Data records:
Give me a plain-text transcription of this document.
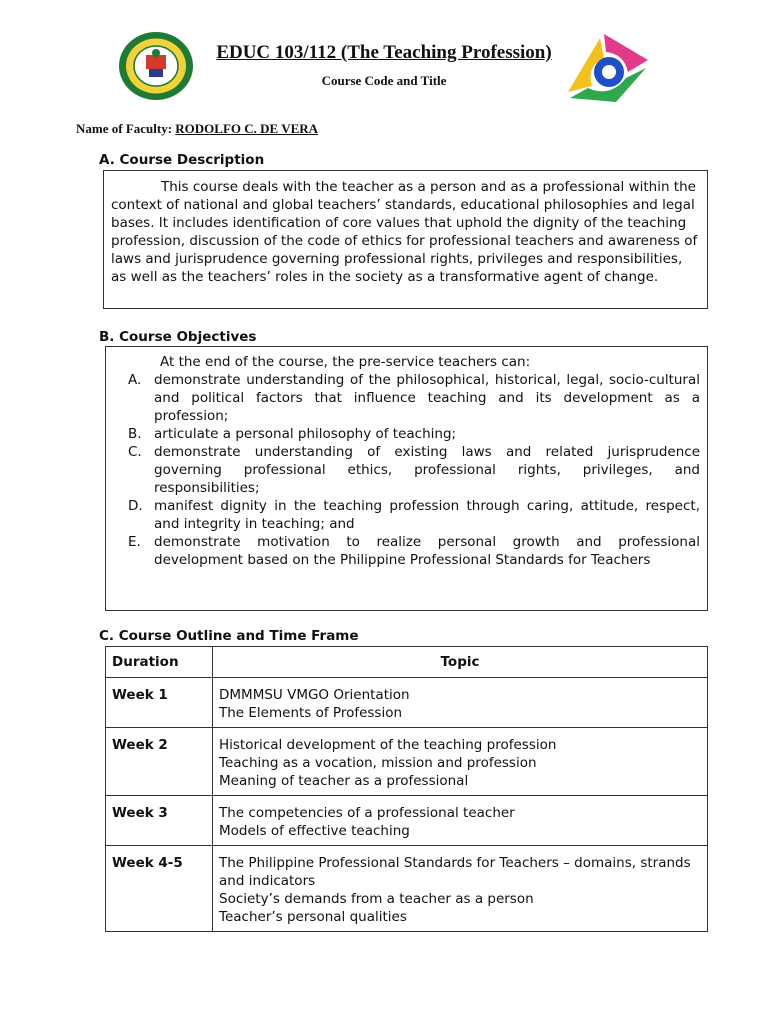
EDUC 103/112 (The Teaching Profession)
Course Code and Title
Name of Faculty: RODOLFO C. DE VERA
A. Course Description

This course deals with the teacher as a person and as a professional within the context of national and global teachers’ standards, educational philosophies and legal bases. It includes identification of core values that uphold the dignity of the teaching profession, discussion of the code of ethics for professional teachers and awareness of laws and jurisprudence governing professional rights, privileges and responsibilities, as well as the teachers’ roles in the society as a transformative agent of change.

B. Course Objectives

At the end of the course, the pre-service teachers can:

A. demonstrate understanding of the philosophical, historical, legal, socio-cultural and political factors that influence teaching and its development as a profession;
B. articulate a personal philosophy of teaching;
C. demonstrate understanding of existing laws and related jurisprudence governing professional ethics, professional rights, privileges, and responsibilities;
D. manifest dignity in the teaching profession through caring, attitude, respect, and integrity in teaching; and
E. demonstrate motivation to realize personal growth and professional development based on the Philippine Professional Standards for Teachers
C. Course Outline and Time Frame
Duration	Topic
Week 1	DMMMSU VMGO Orientation
The Elements of Profession

Week 2	Historical development of the teaching profession
Teaching as a vocation, mission and profession
Meaning of teacher as a professional

Week 3	The competencies of a professional teacher
Models of effective teaching

Week 4-5	The Philippine Professional Standards for Teachers – domains, strands and indicators
Society’s demands from a teacher as a person
Teacher’s personal qualities
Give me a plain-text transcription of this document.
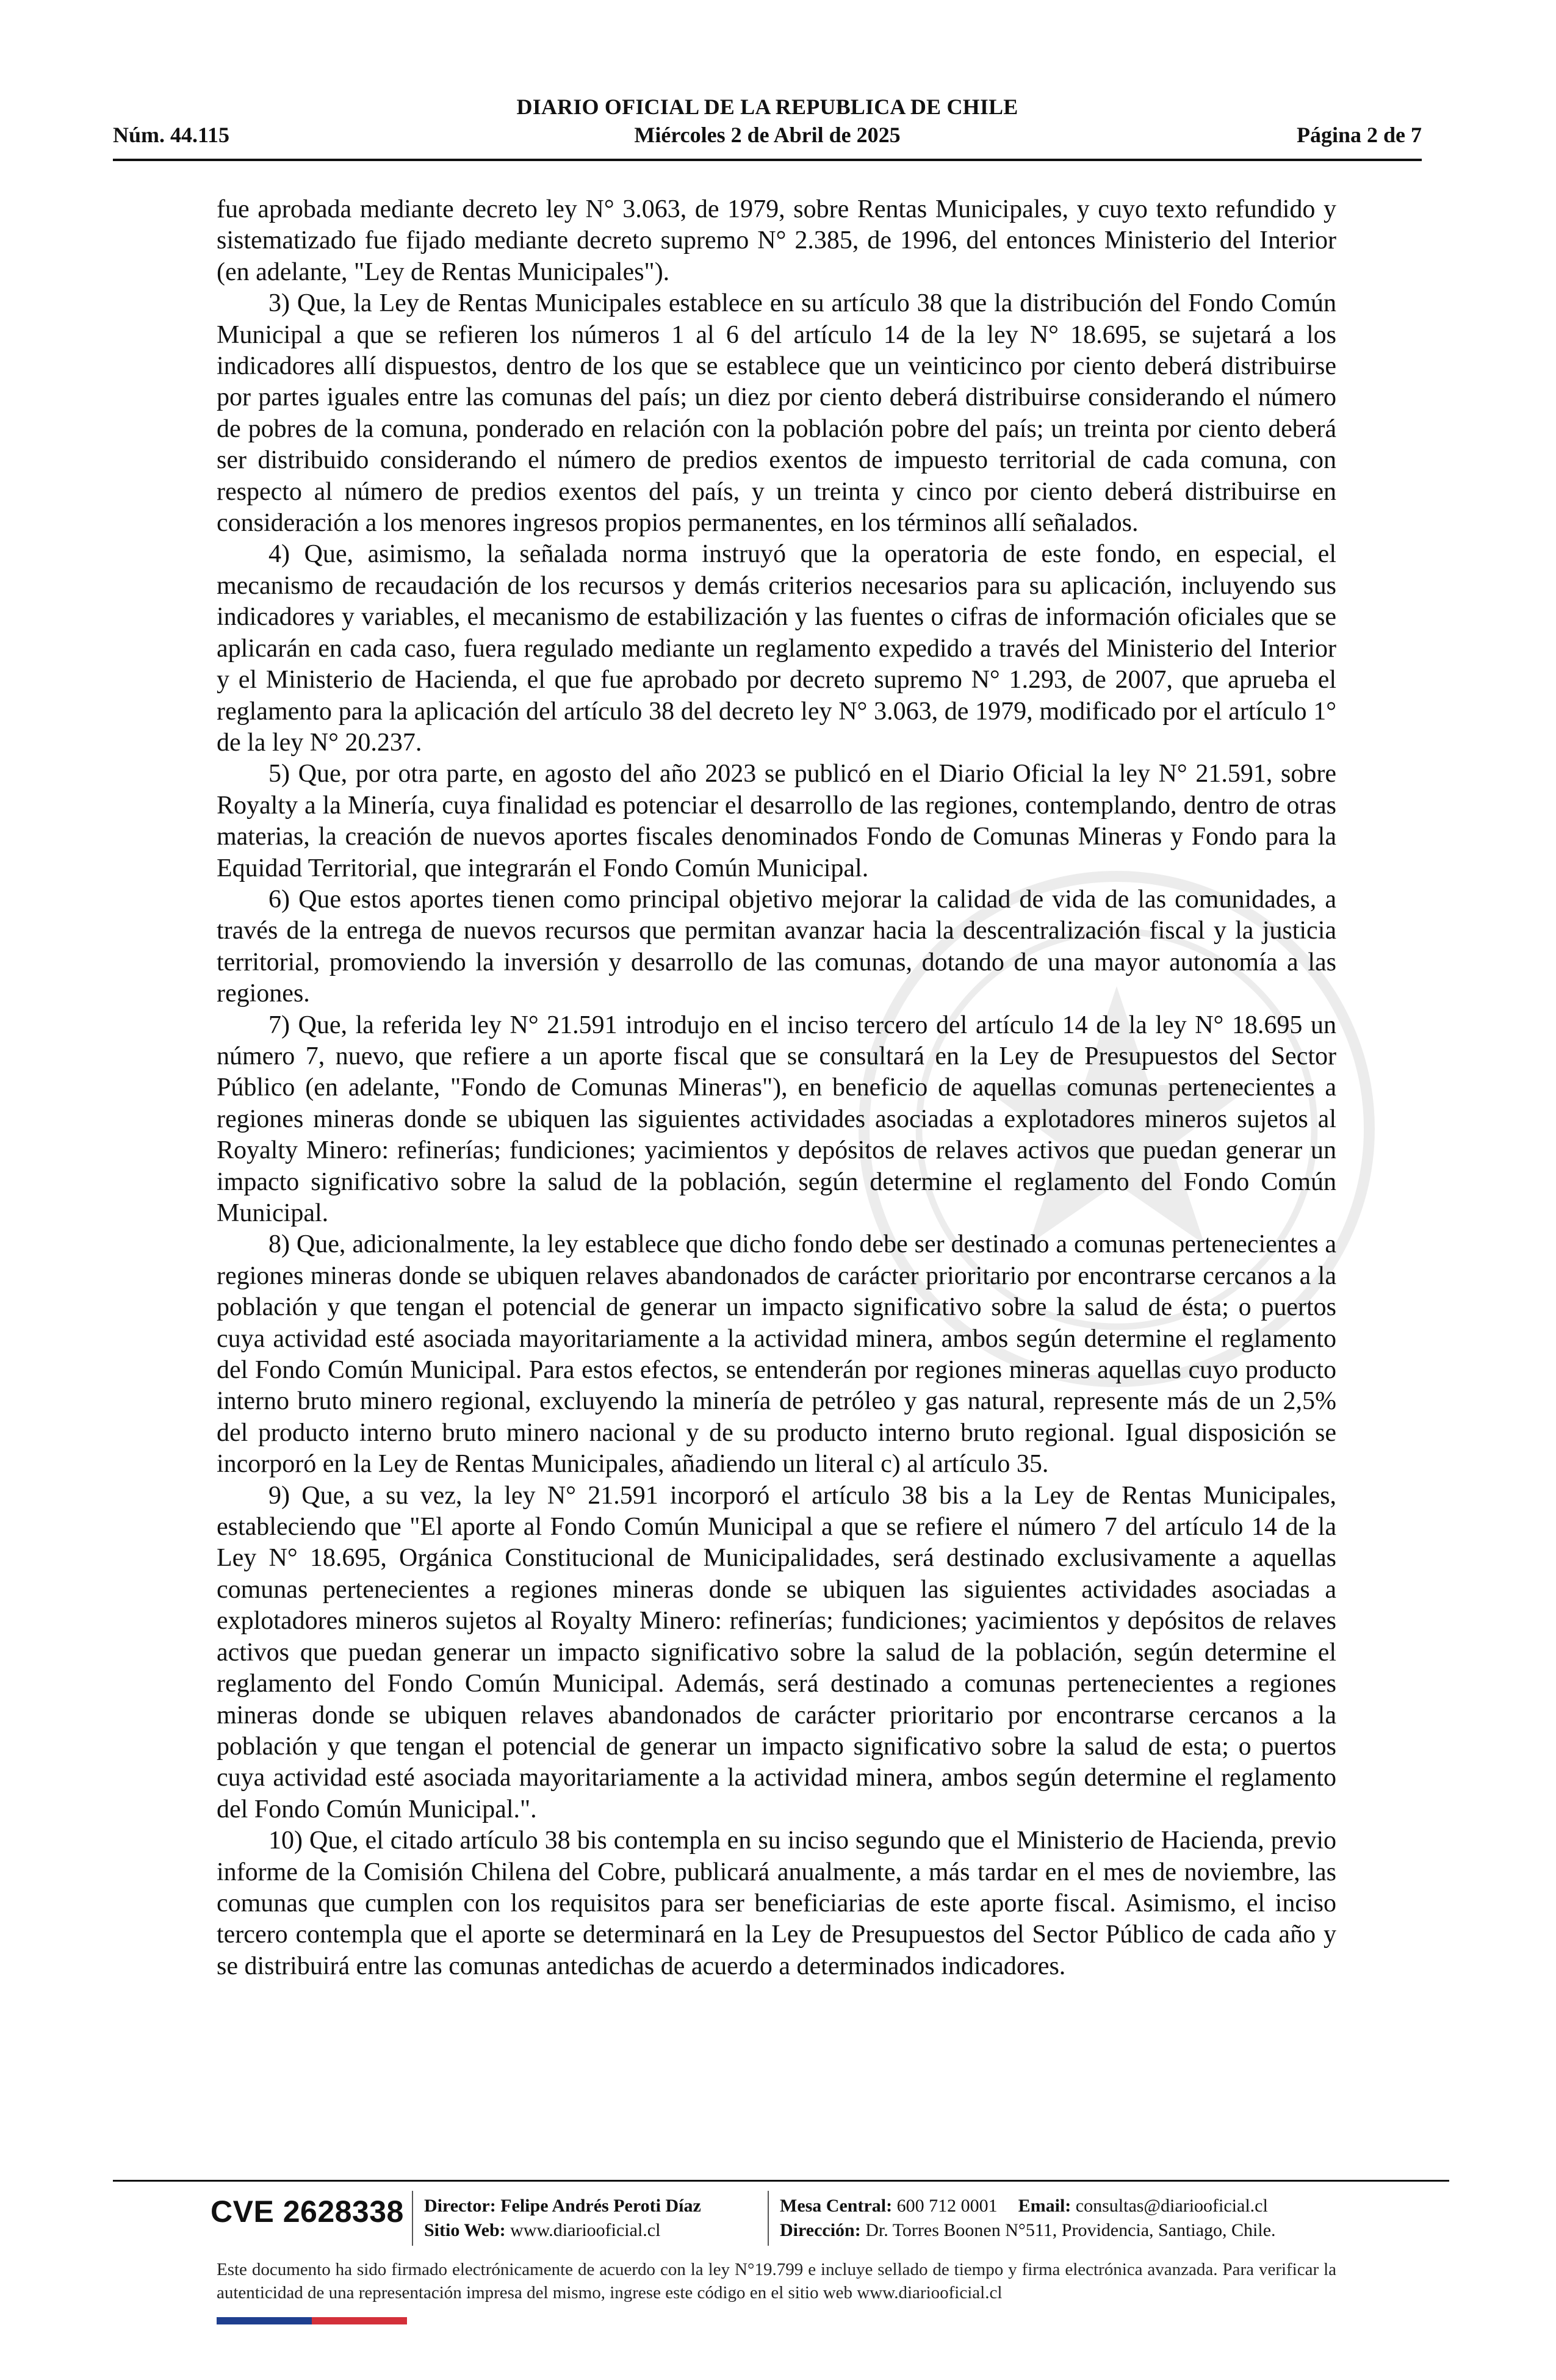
DIARIO OFICIAL DE LA REPUBLICA DE CHILE
Núm. 44.115	Miércoles 2 de Abril de 2025	Página 2 de 7

fue aprobada mediante decreto ley N° 3.063, de 1979, sobre Rentas Municipales, y cuyo texto refundido y sistematizado fue fijado mediante decreto supremo N° 2.385, de 1996, del entonces Ministerio del Interior (en adelante, "Ley de Rentas Municipales").

3) Que, la Ley de Rentas Municipales establece en su artículo 38 que la distribución del Fondo Común Municipal a que se refieren los números 1 al 6 del artículo 14 de la ley N° 18.695, se sujetará a los indicadores allí dispuestos, dentro de los que se establece que un veinticinco por ciento deberá distribuirse por partes iguales entre las comunas del país; un diez por ciento deberá distribuirse considerando el número de pobres de la comuna, ponderado en relación con la población pobre del país; un treinta por ciento deberá ser distribuido considerando el número de predios exentos de impuesto territorial de cada comuna, con respecto al número de predios exentos del país, y un treinta y cinco por ciento deberá distribuirse en consideración a los menores ingresos propios permanentes, en los términos allí señalados.

4) Que, asimismo, la señalada norma instruyó que la operatoria de este fondo, en especial, el mecanismo de recaudación de los recursos y demás criterios necesarios para su aplicación, incluyendo sus indicadores y variables, el mecanismo de estabilización y las fuentes o cifras de información oficiales que se aplicarán en cada caso, fuera regulado mediante un reglamento expedido a través del Ministerio del Interior y el Ministerio de Hacienda, el que fue aprobado por decreto supremo N° 1.293, de 2007, que aprueba el reglamento para la aplicación del artículo 38 del decreto ley N° 3.063, de 1979, modificado por el artículo 1° de la ley N° 20.237.

5) Que, por otra parte, en agosto del año 2023 se publicó en el Diario Oficial la ley N° 21.591, sobre Royalty a la Minería, cuya finalidad es potenciar el desarrollo de las regiones, contemplando, dentro de otras materias, la creación de nuevos aportes fiscales denominados Fondo de Comunas Mineras y Fondo para la Equidad Territorial, que integrarán el Fondo Común Municipal.

6) Que estos aportes tienen como principal objetivo mejorar la calidad de vida de las comunidades, a través de la entrega de nuevos recursos que permitan avanzar hacia la descentralización fiscal y la justicia territorial, promoviendo la inversión y desarrollo de las comunas, dotando de una mayor autonomía a las regiones.

7) Que, la referida ley N° 21.591 introdujo en el inciso tercero del artículo 14 de la ley N° 18.695 un número 7, nuevo, que refiere a un aporte fiscal que se consultará en la Ley de Presupuestos del Sector Público (en adelante, "Fondo de Comunas Mineras"), en beneficio de aquellas comunas pertenecientes a regiones mineras donde se ubiquen las siguientes actividades asociadas a explotadores mineros sujetos al Royalty Minero: refinerías; fundiciones; yacimientos y depósitos de relaves activos que puedan generar un impacto significativo sobre la salud de la población, según determine el reglamento del Fondo Común Municipal.

8) Que, adicionalmente, la ley establece que dicho fondo debe ser destinado a comunas pertenecientes a regiones mineras donde se ubiquen relaves abandonados de carácter prioritario por encontrarse cercanos a la población y que tengan el potencial de generar un impacto significativo sobre la salud de ésta; o puertos cuya actividad esté asociada mayoritariamente a la actividad minera, ambos según determine el reglamento del Fondo Común Municipal. Para estos efectos, se entenderán por regiones mineras aquellas cuyo producto interno bruto minero regional, excluyendo la minería de petróleo y gas natural, represente más de un 2,5% del producto interno bruto minero nacional y de su producto interno bruto regional. Igual disposición se incorporó en la Ley de Rentas Municipales, añadiendo un literal c) al artículo 35.

9) Que, a su vez, la ley N° 21.591 incorporó el artículo 38 bis a la Ley de Rentas Municipales, estableciendo que "El aporte al Fondo Común Municipal a que se refiere el número 7 del artículo 14 de la Ley N° 18.695, Orgánica Constitucional de Municipalidades, será destinado exclusivamente a aquellas comunas pertenecientes a regiones mineras donde se ubiquen las siguientes actividades asociadas a explotadores mineros sujetos al Royalty Minero: refinerías; fundiciones; yacimientos y depósitos de relaves activos que puedan generar un impacto significativo sobre la salud de la población, según determine el reglamento del Fondo Común Municipal. Además, será destinado a comunas pertenecientes a regiones mineras donde se ubiquen relaves abandonados de carácter prioritario por encontrarse cercanos a la población y que tengan el potencial de generar un impacto significativo sobre la salud de esta; o puertos cuya actividad esté asociada mayoritariamente a la actividad minera, ambos según determine el reglamento del Fondo Común Municipal.".

10) Que, el citado artículo 38 bis contempla en su inciso segundo que el Ministerio de Hacienda, previo informe de la Comisión Chilena del Cobre, publicará anualmente, a más tardar en el mes de noviembre, las comunas que cumplen con los requisitos para ser beneficiarias de este aporte fiscal. Asimismo, el inciso tercero contempla que el aporte se determinará en la Ley de Presupuestos del Sector Público de cada año y se distribuirá entre las comunas antedichas de acuerdo a determinados indicadores.

CVE 2628338 Director: Felipe Andrés Peroti Díaz
Sitio Web: www.diariooficial.cl
Mesa Central: 600 712 0001 Email: consultas@diariooficial.cl
Dirección: Dr. Torres Boonen N°511, Providencia, Santiago, Chile.
Este documento ha sido firmado electrónicamente de acuerdo con la ley N°19.799 e incluye sellado de tiempo y firma electrónica avanzada. Para verificar la autenticidad de una representación impresa del mismo, ingrese este código en el sitio web www.diariooficial.cl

[EXERCISE] Every line of the data above should be quoted exactly. Omit the pictures.

[REPLY TO THE EXERCISE]
Give me a plain-text transcription of this document.
EDUC 103/112 (The Teaching Profession)
Course Code and Title
Name of Faculty: RODOLFO C. DE VERA
A. Course Description

This course deals with the teacher as a person and as a professional within the context of national and global teachers’ standards, educational philosophies and legal bases. It includes identification of core values that uphold the dignity of the teaching profession, discussion of the code of ethics for professional teachers and awareness of laws and jurisprudence governing professional rights, privileges and responsibilities, as well as the teachers’ roles in the society as a transformative agent of change.

B. Course Objectives

At the end of the course, the pre-service teachers can:

A. demonstrate understanding of the philosophical, historical, legal, socio-cultural and political factors that influence teaching and its development as a profession;
B. articulate a personal philosophy of teaching;
C. demonstrate understanding of existing laws and related jurisprudence governing professional ethics, professional rights, privileges, and responsibilities;
D. manifest dignity in the teaching profession through caring, attitude, respect, and integrity in teaching; and
E. demonstrate motivation to realize personal growth and professional development based on the Philippine Professional Standards for Teachers
C. Course Outline and Time Frame
Duration	Topic
Week 1	DMMMSU VMGO Orientation
The Elements of Profession

Week 2	Historical development of the teaching profession
Teaching as a vocation, mission and profession
Meaning of teacher as a professional

Week 3	The competencies of a professional teacher
Models of effective teaching

Week 4-5	The Philippine Professional Standards for Teachers – domains, strands and indicators
Society’s demands from a teacher as a person
Teacher’s personal qualities
Give me a plain-text transcription of this document.
DIARIO OFICIAL DE LA REPUBLICA DE CHILE
Núm. 44.115	Miércoles 2 de Abril de 2025	Página 2 de 7

fue aprobada mediante decreto ley N° 3.063, de 1979, sobre Rentas Municipales, y cuyo texto refundido y sistematizado fue fijado mediante decreto supremo N° 2.385, de 1996, del entonces Ministerio del Interior (en adelante, "Ley de Rentas Municipales").

3) Que, la Ley de Rentas Municipales establece en su artículo 38 que la distribución del Fondo Común Municipal a que se refieren los números 1 al 6 del artículo 14 de la ley N° 18.695, se sujetará a los indicadores allí dispuestos, dentro de los que se establece que un veinticinco por ciento deberá distribuirse por partes iguales entre las comunas del país; un diez por ciento deberá distribuirse considerando el número de pobres de la comuna, ponderado en relación con la población pobre del país; un treinta por ciento deberá ser distribuido considerando el número de predios exentos de impuesto territorial de cada comuna, con respecto al número de predios exentos del país, y un treinta y cinco por ciento deberá distribuirse en consideración a los menores ingresos propios permanentes, en los términos allí señalados.

4) Que, asimismo, la señalada norma instruyó que la operatoria de este fondo, en especial, el mecanismo de recaudación de los recursos y demás criterios necesarios para su aplicación, incluyendo sus indicadores y variables, el mecanismo de estabilización y las fuentes o cifras de información oficiales que se aplicarán en cada caso, fuera regulado mediante un reglamento expedido a través del Ministerio del Interior y el Ministerio de Hacienda, el que fue aprobado por decreto supremo N° 1.293, de 2007, que aprueba el reglamento para la aplicación del artículo 38 del decreto ley N° 3.063, de 1979, modificado por el artículo 1° de la ley N° 20.237.

5) Que, por otra parte, en agosto del año 2023 se publicó en el Diario Oficial la ley N° 21.591, sobre Royalty a la Minería, cuya finalidad es potenciar el desarrollo de las regiones, contemplando, dentro de otras materias, la creación de nuevos aportes fiscales denominados Fondo de Comunas Mineras y Fondo para la Equidad Territorial, que integrarán el Fondo Común Municipal.

6) Que estos aportes tienen como principal objetivo mejorar la calidad de vida de las comunidades, a través de la entrega de nuevos recursos que permitan avanzar hacia la descentralización fiscal y la justicia territorial, promoviendo la inversión y desarrollo de las comunas, dotando de una mayor autonomía a las regiones.

7) Que, la referida ley N° 21.591 introdujo en el inciso tercero del artículo 14 de la ley N° 18.695 un número 7, nuevo, que refiere a un aporte fiscal que se consultará en la Ley de Presupuestos del Sector Público (en adelante, "Fondo de Comunas Mineras"), en beneficio de aquellas comunas pertenecientes a regiones mineras donde se ubiquen las siguientes actividades asociadas a explotadores mineros sujetos al Royalty Minero: refinerías; fundiciones; yacimientos y depósitos de relaves activos que puedan generar un impacto significativo sobre la salud de la población, según determine el reglamento del Fondo Común Municipal.

8) Que, adicionalmente, la ley establece que dicho fondo debe ser destinado a comunas pertenecientes a regiones mineras donde se ubiquen relaves abandonados de carácter prioritario por encontrarse cercanos a la población y que tengan el potencial de generar un impacto significativo sobre la salud de ésta; o puertos cuya actividad esté asociada mayoritariamente a la actividad minera, ambos según determine el reglamento del Fondo Común Municipal. Para estos efectos, se entenderán por regiones mineras aquellas cuyo producto interno bruto minero regional, excluyendo la minería de petróleo y gas natural, represente más de un 2,5% del producto interno bruto minero nacional y de su producto interno bruto regional. Igual disposición se incorporó en la Ley de Rentas Municipales, añadiendo un literal c) al artículo 35.

9) Que, a su vez, la ley N° 21.591 incorporó el artículo 38 bis a la Ley de Rentas Municipales, estableciendo que "El aporte al Fondo Común Municipal a que se refiere el número 7 del artículo 14 de la Ley N° 18.695, Orgánica Constitucional de Municipalidades, será destinado exclusivamente a aquellas comunas pertenecientes a regiones mineras donde se ubiquen las siguientes actividades asociadas a explotadores mineros sujetos al Royalty Minero: refinerías; fundiciones; yacimientos y depósitos de relaves activos que puedan generar un impacto significativo sobre la salud de la población, según determine el reglamento del Fondo Común Municipal. Además, será destinado a comunas pertenecientes a regiones mineras donde se ubiquen relaves abandonados de carácter prioritario por encontrarse cercanos a la población y que tengan el potencial de generar un impacto significativo sobre la salud de esta; o puertos cuya actividad esté asociada mayoritariamente a la actividad minera, ambos según determine el reglamento del Fondo Común Municipal.".

10) Que, el citado artículo 38 bis contempla en su inciso segundo que el Ministerio de Hacienda, previo informe de la Comisión Chilena del Cobre, publicará anualmente, a más tardar en el mes de noviembre, las comunas que cumplen con los requisitos para ser beneficiarias de este aporte fiscal. Asimismo, el inciso tercero contempla que el aporte se determinará en la Ley de Presupuestos del Sector Público de cada año y se distribuirá entre las comunas antedichas de acuerdo a determinados indicadores.

CVE 2628338 Director: Felipe Andrés Peroti Díaz
Sitio Web: www.diariooficial.cl
Mesa Central: 600 712 0001 Email: consultas@diariooficial.cl
Dirección: Dr. Torres Boonen N°511, Providencia, Santiago, Chile.
Este documento ha sido firmado electrónicamente de acuerdo con la ley N°19.799 e incluye sellado de tiempo y firma electrónica avanzada. Para verificar la autenticidad de una representación impresa del mismo, ingrese este código en el sitio web www.diariooficial.cl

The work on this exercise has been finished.